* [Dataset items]
==================================================

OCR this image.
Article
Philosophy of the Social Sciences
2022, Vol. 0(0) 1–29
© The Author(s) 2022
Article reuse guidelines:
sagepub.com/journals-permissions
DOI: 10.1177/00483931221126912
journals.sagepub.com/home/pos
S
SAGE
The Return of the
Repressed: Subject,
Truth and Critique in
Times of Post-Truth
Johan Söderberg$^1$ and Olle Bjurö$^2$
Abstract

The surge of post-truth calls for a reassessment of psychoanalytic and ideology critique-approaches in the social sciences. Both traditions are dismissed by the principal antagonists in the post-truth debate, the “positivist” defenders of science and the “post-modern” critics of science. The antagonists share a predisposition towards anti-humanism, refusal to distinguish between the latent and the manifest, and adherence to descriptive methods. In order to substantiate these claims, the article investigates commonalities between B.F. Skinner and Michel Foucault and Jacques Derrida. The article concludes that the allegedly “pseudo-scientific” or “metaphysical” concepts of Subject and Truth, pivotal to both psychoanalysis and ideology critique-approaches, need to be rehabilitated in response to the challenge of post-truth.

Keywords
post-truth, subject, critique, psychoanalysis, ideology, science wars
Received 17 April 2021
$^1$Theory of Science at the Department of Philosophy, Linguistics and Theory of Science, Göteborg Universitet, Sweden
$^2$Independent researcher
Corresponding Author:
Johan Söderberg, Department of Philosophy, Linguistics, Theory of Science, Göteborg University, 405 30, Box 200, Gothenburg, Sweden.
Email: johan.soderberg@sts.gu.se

==================================================

* [Description of the task]
Write out every line of the entries that holds the word "Philosophy".

* [Answer to this exercise]
Philosophy of the Social Sciences
$^1$Theory of Science at the Department of Philosophy, Linguistics and Theory of Science, Göteborg Universitet, Sweden
Johan Söderberg, Department of Philosophy, Linguistics, Theory of Science, Göteborg University, 405 30, Box 200, Gothenburg, Sweden.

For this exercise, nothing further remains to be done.